WORK INSTRUCTIONS: Out of all the lines below, count those with the word "DaVinci". Give the number only.

··· EXCERPTED DATA ···

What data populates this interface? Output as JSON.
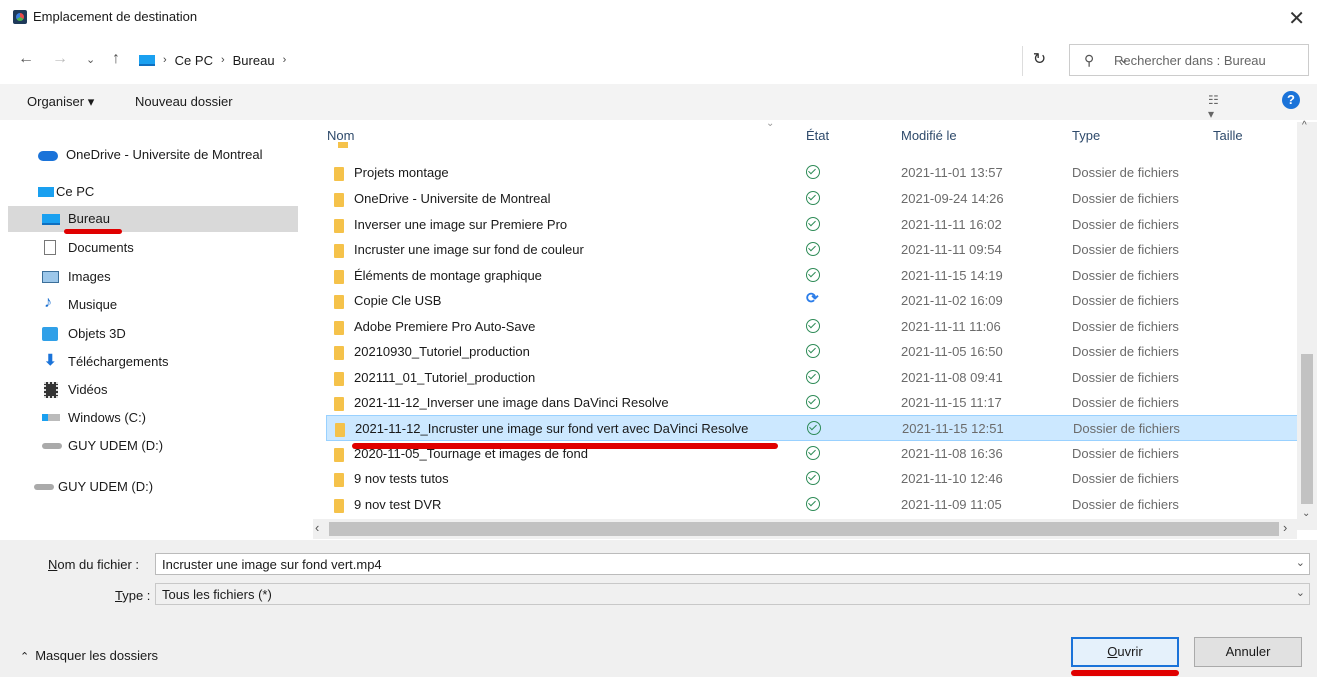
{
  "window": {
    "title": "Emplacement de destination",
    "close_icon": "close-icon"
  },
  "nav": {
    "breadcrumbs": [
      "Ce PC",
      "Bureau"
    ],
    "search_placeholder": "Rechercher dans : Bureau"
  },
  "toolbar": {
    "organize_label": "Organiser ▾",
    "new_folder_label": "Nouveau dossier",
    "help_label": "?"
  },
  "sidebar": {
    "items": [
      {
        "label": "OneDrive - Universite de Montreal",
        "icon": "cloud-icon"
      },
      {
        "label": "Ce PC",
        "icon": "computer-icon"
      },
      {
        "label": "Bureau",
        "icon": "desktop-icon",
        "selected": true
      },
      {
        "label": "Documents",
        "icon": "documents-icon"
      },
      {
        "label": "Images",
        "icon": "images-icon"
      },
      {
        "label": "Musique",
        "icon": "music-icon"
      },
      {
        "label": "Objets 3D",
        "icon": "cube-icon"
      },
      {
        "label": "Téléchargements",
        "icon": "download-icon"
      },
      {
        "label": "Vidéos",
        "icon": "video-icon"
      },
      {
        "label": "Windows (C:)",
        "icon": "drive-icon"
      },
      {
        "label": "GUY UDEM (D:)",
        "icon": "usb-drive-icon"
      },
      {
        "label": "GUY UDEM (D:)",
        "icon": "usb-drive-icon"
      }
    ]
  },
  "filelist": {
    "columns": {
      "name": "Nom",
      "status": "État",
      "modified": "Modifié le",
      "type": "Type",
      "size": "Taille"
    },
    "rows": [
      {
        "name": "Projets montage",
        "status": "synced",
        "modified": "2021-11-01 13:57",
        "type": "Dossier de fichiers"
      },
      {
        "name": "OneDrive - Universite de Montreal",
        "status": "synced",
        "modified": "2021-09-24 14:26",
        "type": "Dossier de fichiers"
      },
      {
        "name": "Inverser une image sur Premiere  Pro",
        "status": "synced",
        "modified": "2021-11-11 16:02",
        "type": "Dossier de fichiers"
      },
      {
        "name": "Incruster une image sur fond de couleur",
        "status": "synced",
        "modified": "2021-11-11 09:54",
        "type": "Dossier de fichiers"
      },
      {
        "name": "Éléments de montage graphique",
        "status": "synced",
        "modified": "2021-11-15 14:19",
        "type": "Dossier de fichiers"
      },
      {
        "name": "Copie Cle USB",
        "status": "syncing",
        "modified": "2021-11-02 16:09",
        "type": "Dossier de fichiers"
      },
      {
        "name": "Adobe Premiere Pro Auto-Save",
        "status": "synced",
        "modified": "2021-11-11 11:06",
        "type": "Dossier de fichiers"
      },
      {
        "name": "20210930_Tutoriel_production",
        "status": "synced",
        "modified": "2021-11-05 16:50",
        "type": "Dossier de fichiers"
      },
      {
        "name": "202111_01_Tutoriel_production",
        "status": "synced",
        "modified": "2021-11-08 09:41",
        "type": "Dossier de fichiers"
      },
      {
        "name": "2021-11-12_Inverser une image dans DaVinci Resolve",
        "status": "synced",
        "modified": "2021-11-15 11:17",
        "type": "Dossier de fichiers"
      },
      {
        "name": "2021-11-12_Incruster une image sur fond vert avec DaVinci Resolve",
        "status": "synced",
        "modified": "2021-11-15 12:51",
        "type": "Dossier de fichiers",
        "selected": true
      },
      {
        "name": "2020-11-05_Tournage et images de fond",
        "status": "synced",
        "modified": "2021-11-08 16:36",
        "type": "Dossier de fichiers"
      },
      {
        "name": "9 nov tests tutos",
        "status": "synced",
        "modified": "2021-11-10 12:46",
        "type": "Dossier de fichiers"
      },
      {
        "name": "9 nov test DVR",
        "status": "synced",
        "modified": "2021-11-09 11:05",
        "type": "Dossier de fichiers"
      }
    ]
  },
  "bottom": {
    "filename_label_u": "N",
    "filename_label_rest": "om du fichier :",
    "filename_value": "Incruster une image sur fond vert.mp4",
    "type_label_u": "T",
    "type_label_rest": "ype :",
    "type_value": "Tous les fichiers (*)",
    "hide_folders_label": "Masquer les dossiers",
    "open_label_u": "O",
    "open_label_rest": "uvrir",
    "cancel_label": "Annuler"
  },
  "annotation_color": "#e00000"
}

···
··· EXCERPTED DATA ···

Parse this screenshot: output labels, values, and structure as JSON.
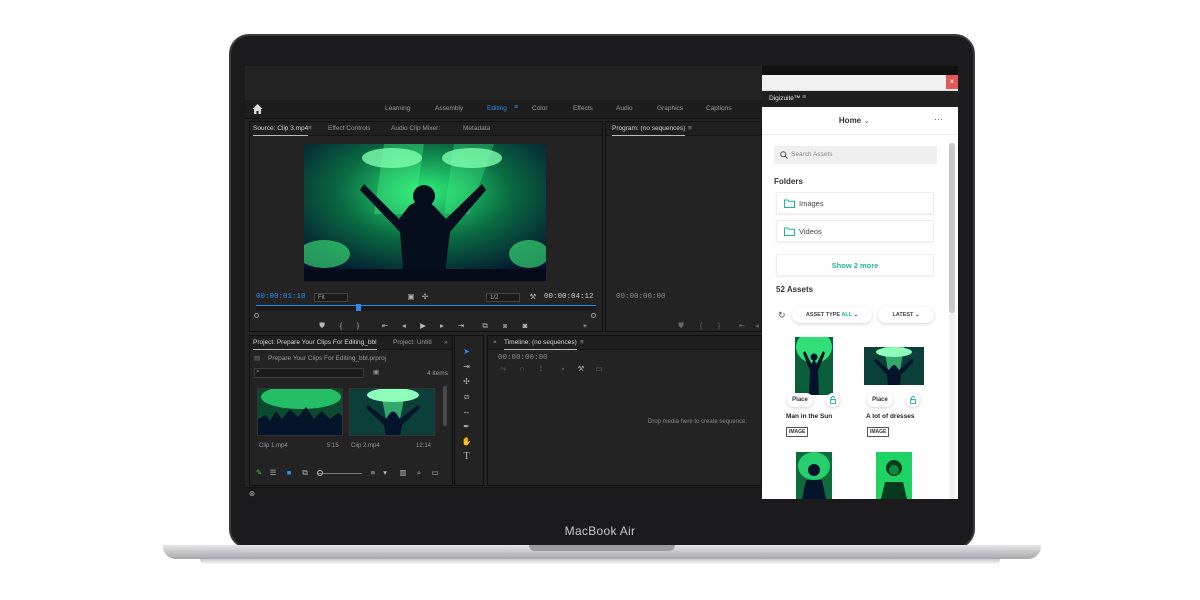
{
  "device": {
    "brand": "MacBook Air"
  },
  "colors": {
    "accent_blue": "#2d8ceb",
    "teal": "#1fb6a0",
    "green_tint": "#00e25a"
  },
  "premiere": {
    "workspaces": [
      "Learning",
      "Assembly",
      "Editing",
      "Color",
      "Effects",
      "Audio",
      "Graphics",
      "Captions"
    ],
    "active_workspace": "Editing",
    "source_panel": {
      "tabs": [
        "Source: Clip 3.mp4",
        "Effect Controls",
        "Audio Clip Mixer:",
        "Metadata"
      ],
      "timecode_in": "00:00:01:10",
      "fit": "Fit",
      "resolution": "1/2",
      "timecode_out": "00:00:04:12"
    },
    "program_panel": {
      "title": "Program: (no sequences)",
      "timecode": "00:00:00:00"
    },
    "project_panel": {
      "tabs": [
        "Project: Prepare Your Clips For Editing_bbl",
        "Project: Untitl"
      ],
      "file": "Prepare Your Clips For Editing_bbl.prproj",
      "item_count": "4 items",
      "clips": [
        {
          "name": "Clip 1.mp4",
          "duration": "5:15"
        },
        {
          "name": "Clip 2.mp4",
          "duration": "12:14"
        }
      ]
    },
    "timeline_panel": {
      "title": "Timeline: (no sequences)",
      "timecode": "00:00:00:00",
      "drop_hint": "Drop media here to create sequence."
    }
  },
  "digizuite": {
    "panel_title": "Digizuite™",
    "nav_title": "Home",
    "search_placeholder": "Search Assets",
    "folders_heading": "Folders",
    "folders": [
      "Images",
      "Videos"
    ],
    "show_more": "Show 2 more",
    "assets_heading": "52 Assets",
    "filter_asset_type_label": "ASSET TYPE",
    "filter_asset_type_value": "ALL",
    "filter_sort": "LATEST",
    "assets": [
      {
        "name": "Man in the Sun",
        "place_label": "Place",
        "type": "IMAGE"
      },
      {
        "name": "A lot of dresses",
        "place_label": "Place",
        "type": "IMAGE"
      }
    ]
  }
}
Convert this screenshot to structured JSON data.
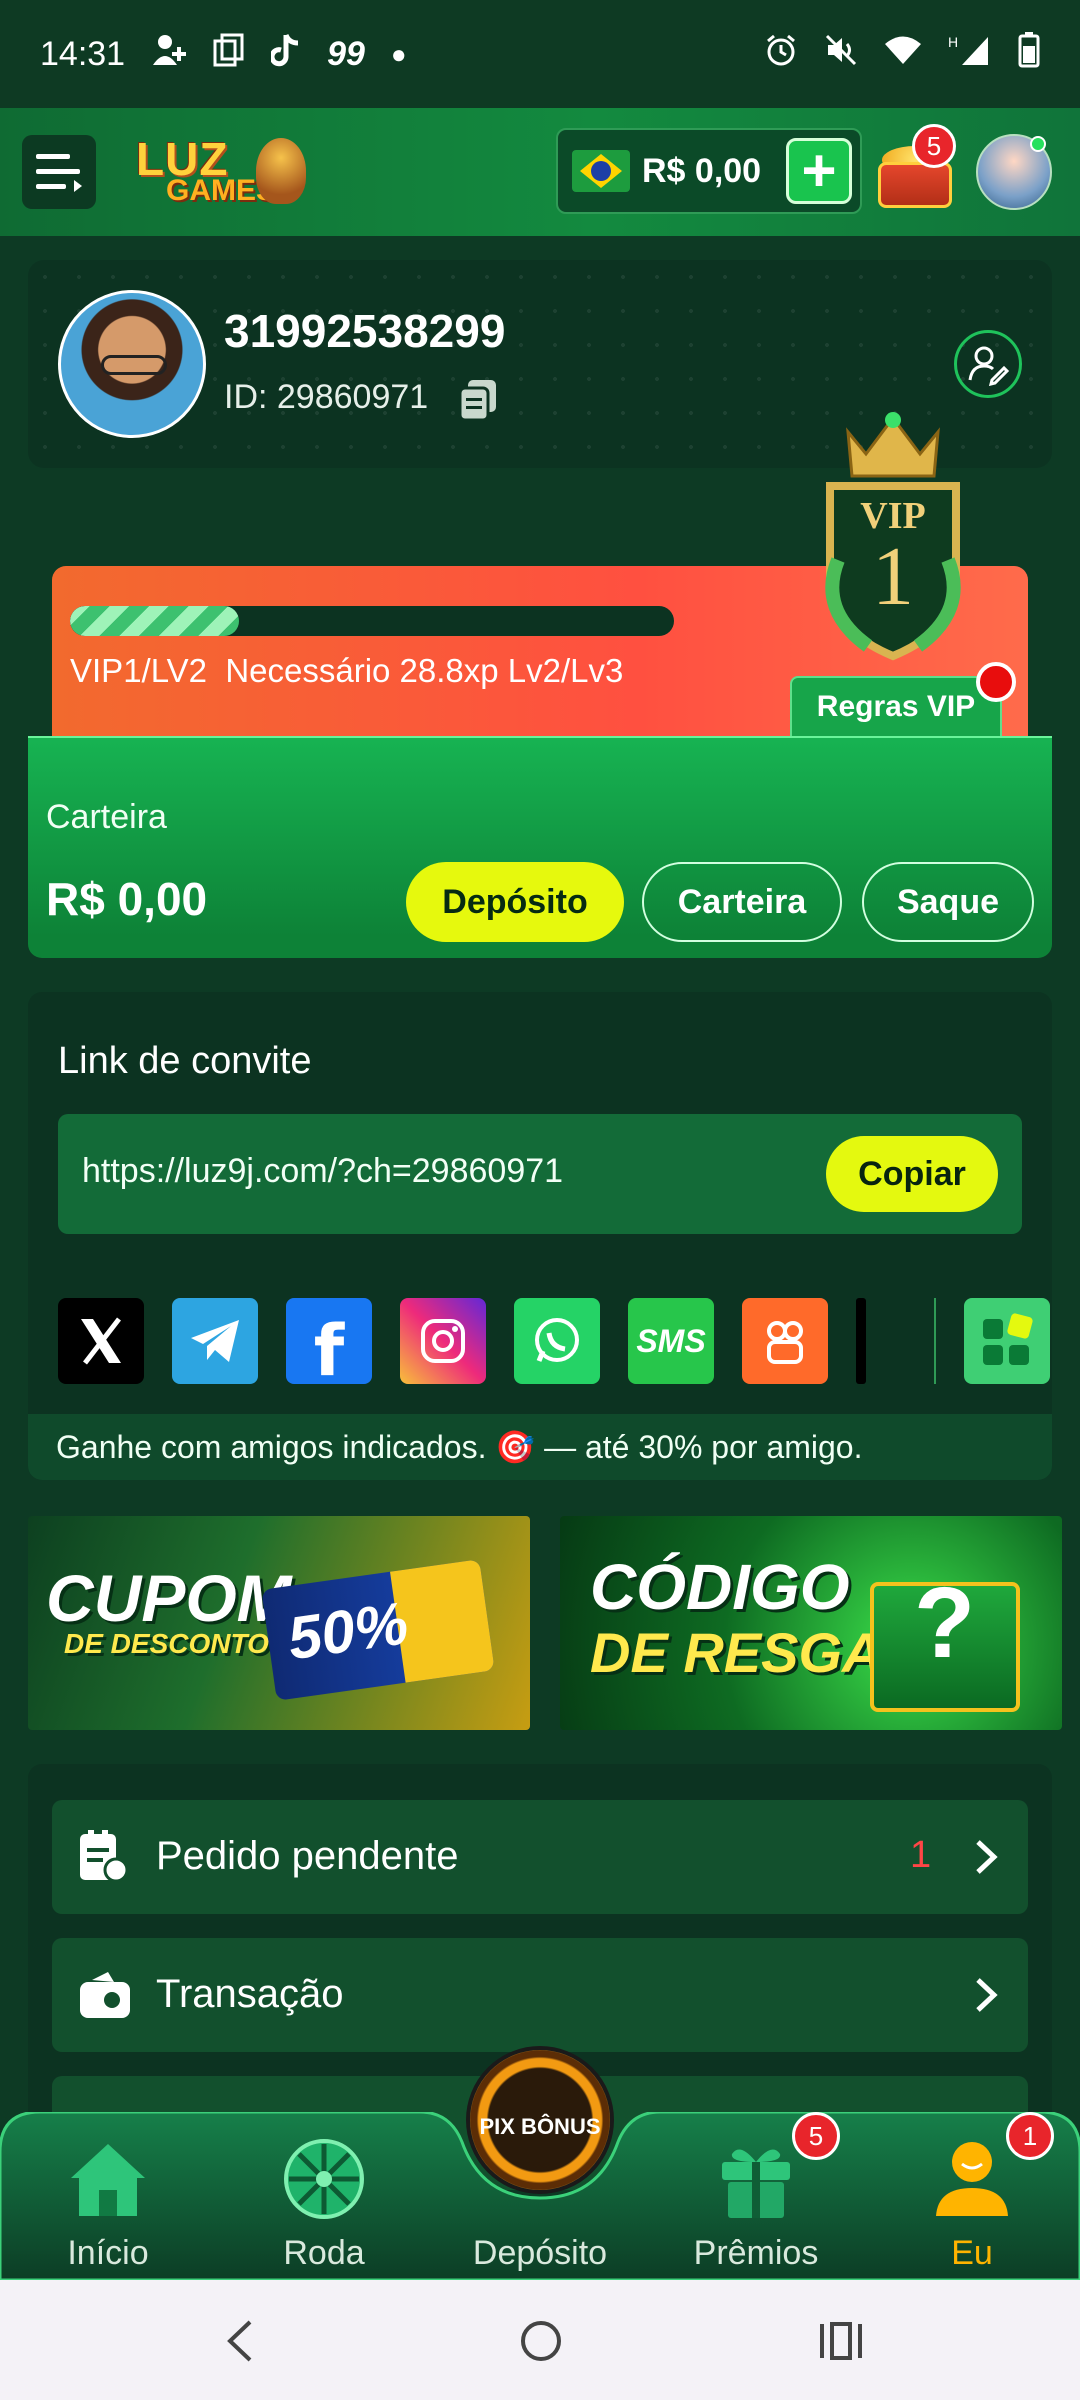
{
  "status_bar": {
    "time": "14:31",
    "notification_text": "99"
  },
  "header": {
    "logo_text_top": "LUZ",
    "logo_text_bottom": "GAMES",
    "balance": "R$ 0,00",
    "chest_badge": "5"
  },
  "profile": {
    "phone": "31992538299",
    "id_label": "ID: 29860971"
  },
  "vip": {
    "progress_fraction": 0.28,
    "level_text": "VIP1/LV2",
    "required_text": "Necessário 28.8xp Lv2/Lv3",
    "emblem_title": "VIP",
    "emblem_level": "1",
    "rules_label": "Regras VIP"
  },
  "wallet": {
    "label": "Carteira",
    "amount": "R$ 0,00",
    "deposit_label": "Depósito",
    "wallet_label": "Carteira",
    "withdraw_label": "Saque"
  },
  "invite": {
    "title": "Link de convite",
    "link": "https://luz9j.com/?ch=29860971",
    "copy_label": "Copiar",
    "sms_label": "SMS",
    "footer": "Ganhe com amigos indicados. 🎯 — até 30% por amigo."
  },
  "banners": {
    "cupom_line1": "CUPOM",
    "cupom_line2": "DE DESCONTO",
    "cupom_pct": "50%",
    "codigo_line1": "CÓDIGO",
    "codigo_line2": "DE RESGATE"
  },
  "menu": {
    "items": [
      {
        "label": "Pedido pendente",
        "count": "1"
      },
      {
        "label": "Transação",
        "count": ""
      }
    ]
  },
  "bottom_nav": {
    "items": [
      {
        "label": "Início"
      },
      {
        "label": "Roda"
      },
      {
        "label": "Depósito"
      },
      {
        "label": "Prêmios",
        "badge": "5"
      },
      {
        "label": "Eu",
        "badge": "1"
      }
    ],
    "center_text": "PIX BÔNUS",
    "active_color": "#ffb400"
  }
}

···

THE COMPLETED TASK: 2